Challenge: Where a line below holds the string "운전면허", copy that line.

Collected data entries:
* Start *
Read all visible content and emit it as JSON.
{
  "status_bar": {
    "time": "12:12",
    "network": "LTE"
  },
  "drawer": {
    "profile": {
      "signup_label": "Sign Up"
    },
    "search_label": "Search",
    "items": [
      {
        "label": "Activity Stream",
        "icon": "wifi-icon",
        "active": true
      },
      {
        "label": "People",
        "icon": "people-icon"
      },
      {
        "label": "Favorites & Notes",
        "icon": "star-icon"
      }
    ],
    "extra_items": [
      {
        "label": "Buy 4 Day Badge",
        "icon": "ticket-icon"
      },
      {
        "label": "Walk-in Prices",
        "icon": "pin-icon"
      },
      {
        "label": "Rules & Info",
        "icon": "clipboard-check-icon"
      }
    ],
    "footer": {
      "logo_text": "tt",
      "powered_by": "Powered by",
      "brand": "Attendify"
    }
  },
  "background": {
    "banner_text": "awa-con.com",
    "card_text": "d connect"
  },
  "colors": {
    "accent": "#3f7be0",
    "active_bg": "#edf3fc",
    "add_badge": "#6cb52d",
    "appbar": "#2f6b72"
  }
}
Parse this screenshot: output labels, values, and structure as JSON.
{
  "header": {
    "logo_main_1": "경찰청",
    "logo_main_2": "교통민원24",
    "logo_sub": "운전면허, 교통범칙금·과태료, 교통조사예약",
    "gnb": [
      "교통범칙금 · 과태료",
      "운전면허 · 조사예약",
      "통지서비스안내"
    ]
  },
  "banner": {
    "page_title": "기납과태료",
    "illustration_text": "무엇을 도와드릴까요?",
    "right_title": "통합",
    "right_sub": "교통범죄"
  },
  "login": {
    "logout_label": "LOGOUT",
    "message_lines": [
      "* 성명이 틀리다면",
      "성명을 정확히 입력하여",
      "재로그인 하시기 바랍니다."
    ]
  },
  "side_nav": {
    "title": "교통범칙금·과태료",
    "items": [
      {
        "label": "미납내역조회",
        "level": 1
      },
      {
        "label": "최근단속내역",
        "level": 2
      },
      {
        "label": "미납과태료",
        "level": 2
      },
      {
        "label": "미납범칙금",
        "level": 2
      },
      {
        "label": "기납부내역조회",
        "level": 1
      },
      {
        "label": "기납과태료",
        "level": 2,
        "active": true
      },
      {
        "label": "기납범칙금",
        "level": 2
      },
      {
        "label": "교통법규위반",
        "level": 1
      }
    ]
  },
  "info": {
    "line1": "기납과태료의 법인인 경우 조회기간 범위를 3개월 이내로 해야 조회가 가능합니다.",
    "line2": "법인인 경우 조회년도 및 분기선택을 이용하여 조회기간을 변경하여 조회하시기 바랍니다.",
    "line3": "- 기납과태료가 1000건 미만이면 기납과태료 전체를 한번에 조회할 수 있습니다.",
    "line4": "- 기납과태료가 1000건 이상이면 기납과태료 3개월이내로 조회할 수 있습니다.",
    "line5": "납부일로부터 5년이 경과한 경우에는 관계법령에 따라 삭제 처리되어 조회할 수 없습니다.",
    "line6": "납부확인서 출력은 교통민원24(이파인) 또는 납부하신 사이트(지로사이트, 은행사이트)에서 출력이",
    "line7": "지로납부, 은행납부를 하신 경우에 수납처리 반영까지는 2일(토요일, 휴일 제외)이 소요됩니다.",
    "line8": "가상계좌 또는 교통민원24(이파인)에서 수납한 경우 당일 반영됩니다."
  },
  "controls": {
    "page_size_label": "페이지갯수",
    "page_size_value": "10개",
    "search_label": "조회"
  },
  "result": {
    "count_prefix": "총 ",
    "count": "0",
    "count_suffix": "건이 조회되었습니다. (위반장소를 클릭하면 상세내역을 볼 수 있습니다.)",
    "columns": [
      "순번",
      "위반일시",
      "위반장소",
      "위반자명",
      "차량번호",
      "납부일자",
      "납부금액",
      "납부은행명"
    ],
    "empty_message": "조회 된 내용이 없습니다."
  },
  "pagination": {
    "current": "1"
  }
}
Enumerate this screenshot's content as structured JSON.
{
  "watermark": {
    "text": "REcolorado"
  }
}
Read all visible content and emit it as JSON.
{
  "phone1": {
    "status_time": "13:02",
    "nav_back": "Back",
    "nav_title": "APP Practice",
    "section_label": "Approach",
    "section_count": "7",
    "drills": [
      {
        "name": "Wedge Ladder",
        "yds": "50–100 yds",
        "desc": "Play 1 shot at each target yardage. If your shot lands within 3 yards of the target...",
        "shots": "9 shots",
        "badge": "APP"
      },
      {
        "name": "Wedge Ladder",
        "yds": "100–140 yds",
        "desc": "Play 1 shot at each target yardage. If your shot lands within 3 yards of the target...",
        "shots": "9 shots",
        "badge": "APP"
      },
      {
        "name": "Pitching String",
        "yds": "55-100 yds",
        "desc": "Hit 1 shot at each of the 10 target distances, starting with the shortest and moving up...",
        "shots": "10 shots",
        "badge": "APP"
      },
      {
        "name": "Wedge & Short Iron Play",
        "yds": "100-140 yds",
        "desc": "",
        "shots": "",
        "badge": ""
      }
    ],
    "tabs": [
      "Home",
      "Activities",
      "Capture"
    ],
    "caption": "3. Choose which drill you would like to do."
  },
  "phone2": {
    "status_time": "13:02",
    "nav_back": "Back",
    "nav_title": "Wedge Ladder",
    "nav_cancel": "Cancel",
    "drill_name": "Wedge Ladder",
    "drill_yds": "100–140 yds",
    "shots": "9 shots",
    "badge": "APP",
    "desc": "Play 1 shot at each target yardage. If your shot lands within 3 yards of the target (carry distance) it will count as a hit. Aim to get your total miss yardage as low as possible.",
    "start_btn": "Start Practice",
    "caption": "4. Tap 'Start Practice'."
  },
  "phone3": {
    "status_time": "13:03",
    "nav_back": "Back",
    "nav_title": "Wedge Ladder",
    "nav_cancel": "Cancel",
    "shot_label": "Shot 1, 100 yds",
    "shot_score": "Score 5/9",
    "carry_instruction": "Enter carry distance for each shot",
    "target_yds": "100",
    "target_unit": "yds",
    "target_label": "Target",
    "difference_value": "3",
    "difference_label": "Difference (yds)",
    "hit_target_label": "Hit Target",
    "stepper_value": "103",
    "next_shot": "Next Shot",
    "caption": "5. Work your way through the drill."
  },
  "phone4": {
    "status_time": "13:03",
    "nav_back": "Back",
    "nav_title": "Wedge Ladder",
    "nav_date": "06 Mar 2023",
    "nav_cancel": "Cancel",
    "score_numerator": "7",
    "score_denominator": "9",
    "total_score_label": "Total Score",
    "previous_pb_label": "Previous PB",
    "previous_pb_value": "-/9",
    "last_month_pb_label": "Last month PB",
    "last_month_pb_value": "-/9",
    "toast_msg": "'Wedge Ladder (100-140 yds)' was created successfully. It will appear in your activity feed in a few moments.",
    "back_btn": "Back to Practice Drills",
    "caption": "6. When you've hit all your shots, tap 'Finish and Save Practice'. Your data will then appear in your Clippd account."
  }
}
* End *
Solution to this exercise:
    "logo_sub": "운전면허, 교통범칙금·과태료, 교통조사예약",
      "운전면허 · 조사예약",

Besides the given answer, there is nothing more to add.